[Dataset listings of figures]
* Begin *

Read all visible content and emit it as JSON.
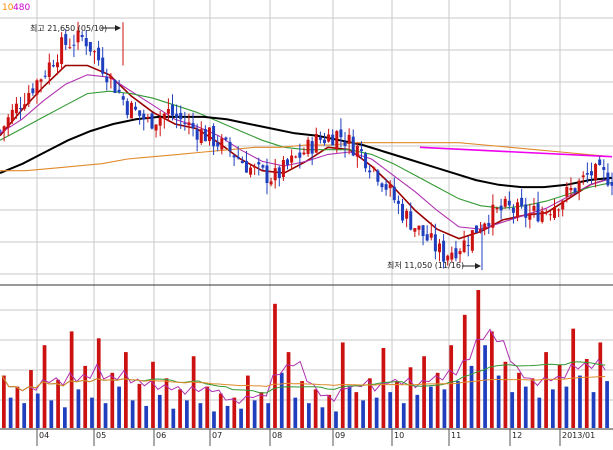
{
  "header": {
    "legend_items": [
      {
        "text": "10",
        "color": "#ff8c00"
      },
      {
        "text": "480",
        "color": "#cc00cc"
      }
    ]
  },
  "annotations": {
    "high_label": "최고 21,650 (05/10)",
    "low_label": "최저 11,050 (11/16)"
  },
  "colors": {
    "up": "#cc1111",
    "down": "#1f3fbf",
    "ma_red": "#990000",
    "ma_purple": "#b030b0",
    "ma_green": "#339933",
    "ma_black": "#000000",
    "ma_orange": "#e08a2a",
    "trend_line": "#ee00ee",
    "grid": "#c8c8c8"
  },
  "chart_data": {
    "type": "line",
    "title": "",
    "x_tick_labels": [
      "04",
      "05",
      "06",
      "07",
      "08",
      "09",
      "10",
      "11",
      "12",
      "2013/01"
    ],
    "price": {
      "high": 21650,
      "high_date": "05/10",
      "low": 11050,
      "low_date": "11/16",
      "close_path": [
        17000,
        18300,
        19400,
        20700,
        21000,
        19600,
        18100,
        17400,
        17800,
        17200,
        16700,
        16100,
        15300,
        15000,
        15800,
        16600,
        16900,
        16200,
        15100,
        13600,
        12600,
        11700,
        12200,
        13300,
        13700,
        13400,
        13700,
        14400,
        15200,
        15000
      ],
      "series": [
        {
          "key": "ma_red",
          "values": [
            16800,
            17900,
            18900,
            19800,
            19800,
            19400,
            18500,
            17800,
            17300,
            17100,
            16500,
            15800,
            15300,
            15200,
            15700,
            16300,
            16200,
            15500,
            14600,
            13600,
            12800,
            12400,
            12700,
            13200,
            13400,
            13500,
            14100,
            14700,
            15000
          ]
        },
        {
          "key": "ma_purple",
          "values": [
            16900,
            17500,
            18300,
            19000,
            19400,
            19300,
            18700,
            18100,
            17500,
            17200,
            16800,
            16200,
            15700,
            15500,
            15700,
            16000,
            16100,
            15800,
            15100,
            14400,
            13600,
            12900,
            12800,
            13100,
            13400,
            13700,
            14200,
            14700,
            15000
          ]
        },
        {
          "key": "ma_green",
          "values": [
            16600,
            17100,
            17600,
            18100,
            18600,
            18700,
            18600,
            18400,
            18100,
            17800,
            17400,
            17000,
            16600,
            16300,
            16200,
            16200,
            16200,
            16000,
            15600,
            15100,
            14600,
            14100,
            13800,
            13700,
            13800,
            14000,
            14300,
            14600,
            14800
          ]
        },
        {
          "key": "ma_black",
          "values": [
            15200,
            15600,
            16100,
            16600,
            17000,
            17300,
            17500,
            17600,
            17600,
            17600,
            17500,
            17300,
            17100,
            16900,
            16800,
            16600,
            16400,
            16100,
            15800,
            15500,
            15200,
            14900,
            14700,
            14600,
            14600,
            14700,
            14900,
            15000
          ]
        },
        {
          "key": "ma_orange",
          "values": [
            15300,
            15300,
            15400,
            15500,
            15600,
            15800,
            15900,
            16000,
            16100,
            16200,
            16300,
            16300,
            16400,
            16400,
            16500,
            16500,
            16500,
            16500,
            16500,
            16400,
            16300,
            16200,
            16100,
            16000,
            15900
          ]
        }
      ],
      "trend_line": [
        16300,
        15900
      ]
    },
    "volume": {
      "ylim": [
        0,
        100
      ],
      "bars": [
        {
          "v": 38,
          "up": true
        },
        {
          "v": 22,
          "up": false
        },
        {
          "v": 30,
          "up": true
        },
        {
          "v": 18,
          "up": false
        },
        {
          "v": 42,
          "up": true
        },
        {
          "v": 25,
          "up": false
        },
        {
          "v": 60,
          "up": true
        },
        {
          "v": 20,
          "up": false
        },
        {
          "v": 35,
          "up": true
        },
        {
          "v": 15,
          "up": false
        },
        {
          "v": 70,
          "up": true
        },
        {
          "v": 28,
          "up": false
        },
        {
          "v": 45,
          "up": true
        },
        {
          "v": 22,
          "up": false
        },
        {
          "v": 65,
          "up": true
        },
        {
          "v": 18,
          "up": false
        },
        {
          "v": 40,
          "up": true
        },
        {
          "v": 30,
          "up": false
        },
        {
          "v": 55,
          "up": true
        },
        {
          "v": 20,
          "up": false
        },
        {
          "v": 32,
          "up": true
        },
        {
          "v": 16,
          "up": false
        },
        {
          "v": 48,
          "up": true
        },
        {
          "v": 24,
          "up": false
        },
        {
          "v": 36,
          "up": true
        },
        {
          "v": 14,
          "up": false
        },
        {
          "v": 28,
          "up": true
        },
        {
          "v": 20,
          "up": false
        },
        {
          "v": 52,
          "up": true
        },
        {
          "v": 18,
          "up": false
        },
        {
          "v": 30,
          "up": true
        },
        {
          "v": 12,
          "up": false
        },
        {
          "v": 25,
          "up": true
        },
        {
          "v": 16,
          "up": false
        },
        {
          "v": 22,
          "up": true
        },
        {
          "v": 14,
          "up": false
        },
        {
          "v": 38,
          "up": true
        },
        {
          "v": 20,
          "up": false
        },
        {
          "v": 26,
          "up": true
        },
        {
          "v": 18,
          "up": false
        },
        {
          "v": 90,
          "up": true
        },
        {
          "v": 40,
          "up": false
        },
        {
          "v": 55,
          "up": true
        },
        {
          "v": 22,
          "up": false
        },
        {
          "v": 34,
          "up": true
        },
        {
          "v": 18,
          "up": false
        },
        {
          "v": 28,
          "up": true
        },
        {
          "v": 15,
          "up": false
        },
        {
          "v": 24,
          "up": true
        },
        {
          "v": 12,
          "up": false
        },
        {
          "v": 62,
          "up": true
        },
        {
          "v": 30,
          "up": false
        },
        {
          "v": 26,
          "up": true
        },
        {
          "v": 20,
          "up": false
        },
        {
          "v": 36,
          "up": true
        },
        {
          "v": 22,
          "up": false
        },
        {
          "v": 58,
          "up": true
        },
        {
          "v": 26,
          "up": false
        },
        {
          "v": 34,
          "up": true
        },
        {
          "v": 18,
          "up": false
        },
        {
          "v": 44,
          "up": true
        },
        {
          "v": 24,
          "up": false
        },
        {
          "v": 52,
          "up": true
        },
        {
          "v": 30,
          "up": false
        },
        {
          "v": 40,
          "up": true
        },
        {
          "v": 28,
          "up": false
        },
        {
          "v": 60,
          "up": true
        },
        {
          "v": 34,
          "up": false
        },
        {
          "v": 82,
          "up": true
        },
        {
          "v": 45,
          "up": false
        },
        {
          "v": 100,
          "up": true
        },
        {
          "v": 60,
          "up": false
        },
        {
          "v": 70,
          "up": true
        },
        {
          "v": 38,
          "up": false
        },
        {
          "v": 48,
          "up": true
        },
        {
          "v": 26,
          "up": false
        },
        {
          "v": 40,
          "up": true
        },
        {
          "v": 30,
          "up": false
        },
        {
          "v": 36,
          "up": true
        },
        {
          "v": 22,
          "up": false
        },
        {
          "v": 55,
          "up": true
        },
        {
          "v": 28,
          "up": false
        },
        {
          "v": 46,
          "up": true
        },
        {
          "v": 30,
          "up": false
        },
        {
          "v": 72,
          "up": true
        },
        {
          "v": 38,
          "up": false
        },
        {
          "v": 50,
          "up": true
        },
        {
          "v": 26,
          "up": false
        },
        {
          "v": 62,
          "up": true
        },
        {
          "v": 34,
          "up": false
        }
      ]
    }
  }
}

* End *

# Aim
Omit the pictures and reproduce the listing exactly.

# Exercise solution
Read all visible content and emit it as JSON.
{
  "header": {
    "legend_items": [
      {
        "text": "10",
        "color": "#ff8c00"
      },
      {
        "text": "480",
        "color": "#cc00cc"
      }
    ]
  },
  "annotations": {
    "high_label": "최고 21,650 (05/10)",
    "low_label": "최저 11,050 (11/16)"
  },
  "colors": {
    "up": "#cc1111",
    "down": "#1f3fbf",
    "ma_red": "#990000",
    "ma_purple": "#b030b0",
    "ma_green": "#339933",
    "ma_black": "#000000",
    "ma_orange": "#e08a2a",
    "trend_line": "#ee00ee",
    "grid": "#c8c8c8"
  },
  "chart_data": {
    "type": "line",
    "title": "",
    "x_tick_labels": [
      "04",
      "05",
      "06",
      "07",
      "08",
      "09",
      "10",
      "11",
      "12",
      "2013/01"
    ],
    "price": {
      "high": 21650,
      "high_date": "05/10",
      "low": 11050,
      "low_date": "11/16",
      "close_path": [
        17000,
        18300,
        19400,
        20700,
        21000,
        19600,
        18100,
        17400,
        17800,
        17200,
        16700,
        16100,
        15300,
        15000,
        15800,
        16600,
        16900,
        16200,
        15100,
        13600,
        12600,
        11700,
        12200,
        13300,
        13700,
        13400,
        13700,
        14400,
        15200,
        15000
      ],
      "series": [
        {
          "key": "ma_red",
          "values": [
            16800,
            17900,
            18900,
            19800,
            19800,
            19400,
            18500,
            17800,
            17300,
            17100,
            16500,
            15800,
            15300,
            15200,
            15700,
            16300,
            16200,
            15500,
            14600,
            13600,
            12800,
            12400,
            12700,
            13200,
            13400,
            13500,
            14100,
            14700,
            15000
          ]
        },
        {
          "key": "ma_purple",
          "values": [
            16900,
            17500,
            18300,
            19000,
            19400,
            19300,
            18700,
            18100,
            17500,
            17200,
            16800,
            16200,
            15700,
            15500,
            15700,
            16000,
            16100,
            15800,
            15100,
            14400,
            13600,
            12900,
            12800,
            13100,
            13400,
            13700,
            14200,
            14700,
            15000
          ]
        },
        {
          "key": "ma_green",
          "values": [
            16600,
            17100,
            17600,
            18100,
            18600,
            18700,
            18600,
            18400,
            18100,
            17800,
            17400,
            17000,
            16600,
            16300,
            16200,
            16200,
            16200,
            16000,
            15600,
            15100,
            14600,
            14100,
            13800,
            13700,
            13800,
            14000,
            14300,
            14600,
            14800
          ]
        },
        {
          "key": "ma_black",
          "values": [
            15200,
            15600,
            16100,
            16600,
            17000,
            17300,
            17500,
            17600,
            17600,
            17600,
            17500,
            17300,
            17100,
            16900,
            16800,
            16600,
            16400,
            16100,
            15800,
            15500,
            15200,
            14900,
            14700,
            14600,
            14600,
            14700,
            14900,
            15000
          ]
        },
        {
          "key": "ma_orange",
          "values": [
            15300,
            15300,
            15400,
            15500,
            15600,
            15800,
            15900,
            16000,
            16100,
            16200,
            16300,
            16300,
            16400,
            16400,
            16500,
            16500,
            16500,
            16500,
            16500,
            16400,
            16300,
            16200,
            16100,
            16000,
            15900
          ]
        }
      ],
      "trend_line": [
        16300,
        15900
      ]
    },
    "volume": {
      "ylim": [
        0,
        100
      ],
      "bars": [
        {
          "v": 38,
          "up": true
        },
        {
          "v": 22,
          "up": false
        },
        {
          "v": 30,
          "up": true
        },
        {
          "v": 18,
          "up": false
        },
        {
          "v": 42,
          "up": true
        },
        {
          "v": 25,
          "up": false
        },
        {
          "v": 60,
          "up": true
        },
        {
          "v": 20,
          "up": false
        },
        {
          "v": 35,
          "up": true
        },
        {
          "v": 15,
          "up": false
        },
        {
          "v": 70,
          "up": true
        },
        {
          "v": 28,
          "up": false
        },
        {
          "v": 45,
          "up": true
        },
        {
          "v": 22,
          "up": false
        },
        {
          "v": 65,
          "up": true
        },
        {
          "v": 18,
          "up": false
        },
        {
          "v": 40,
          "up": true
        },
        {
          "v": 30,
          "up": false
        },
        {
          "v": 55,
          "up": true
        },
        {
          "v": 20,
          "up": false
        },
        {
          "v": 32,
          "up": true
        },
        {
          "v": 16,
          "up": false
        },
        {
          "v": 48,
          "up": true
        },
        {
          "v": 24,
          "up": false
        },
        {
          "v": 36,
          "up": true
        },
        {
          "v": 14,
          "up": false
        },
        {
          "v": 28,
          "up": true
        },
        {
          "v": 20,
          "up": false
        },
        {
          "v": 52,
          "up": true
        },
        {
          "v": 18,
          "up": false
        },
        {
          "v": 30,
          "up": true
        },
        {
          "v": 12,
          "up": false
        },
        {
          "v": 25,
          "up": true
        },
        {
          "v": 16,
          "up": false
        },
        {
          "v": 22,
          "up": true
        },
        {
          "v": 14,
          "up": false
        },
        {
          "v": 38,
          "up": true
        },
        {
          "v": 20,
          "up": false
        },
        {
          "v": 26,
          "up": true
        },
        {
          "v": 18,
          "up": false
        },
        {
          "v": 90,
          "up": true
        },
        {
          "v": 40,
          "up": false
        },
        {
          "v": 55,
          "up": true
        },
        {
          "v": 22,
          "up": false
        },
        {
          "v": 34,
          "up": true
        },
        {
          "v": 18,
          "up": false
        },
        {
          "v": 28,
          "up": true
        },
        {
          "v": 15,
          "up": false
        },
        {
          "v": 24,
          "up": true
        },
        {
          "v": 12,
          "up": false
        },
        {
          "v": 62,
          "up": true
        },
        {
          "v": 30,
          "up": false
        },
        {
          "v": 26,
          "up": true
        },
        {
          "v": 20,
          "up": false
        },
        {
          "v": 36,
          "up": true
        },
        {
          "v": 22,
          "up": false
        },
        {
          "v": 58,
          "up": true
        },
        {
          "v": 26,
          "up": false
        },
        {
          "v": 34,
          "up": true
        },
        {
          "v": 18,
          "up": false
        },
        {
          "v": 44,
          "up": true
        },
        {
          "v": 24,
          "up": false
        },
        {
          "v": 52,
          "up": true
        },
        {
          "v": 30,
          "up": false
        },
        {
          "v": 40,
          "up": true
        },
        {
          "v": 28,
          "up": false
        },
        {
          "v": 60,
          "up": true
        },
        {
          "v": 34,
          "up": false
        },
        {
          "v": 82,
          "up": true
        },
        {
          "v": 45,
          "up": false
        },
        {
          "v": 100,
          "up": true
        },
        {
          "v": 60,
          "up": false
        },
        {
          "v": 70,
          "up": true
        },
        {
          "v": 38,
          "up": false
        },
        {
          "v": 48,
          "up": true
        },
        {
          "v": 26,
          "up": false
        },
        {
          "v": 40,
          "up": true
        },
        {
          "v": 30,
          "up": false
        },
        {
          "v": 36,
          "up": true
        },
        {
          "v": 22,
          "up": false
        },
        {
          "v": 55,
          "up": true
        },
        {
          "v": 28,
          "up": false
        },
        {
          "v": 46,
          "up": true
        },
        {
          "v": 30,
          "up": false
        },
        {
          "v": 72,
          "up": true
        },
        {
          "v": 38,
          "up": false
        },
        {
          "v": 50,
          "up": true
        },
        {
          "v": 26,
          "up": false
        },
        {
          "v": 62,
          "up": true
        },
        {
          "v": 34,
          "up": false
        }
      ]
    }
  }
}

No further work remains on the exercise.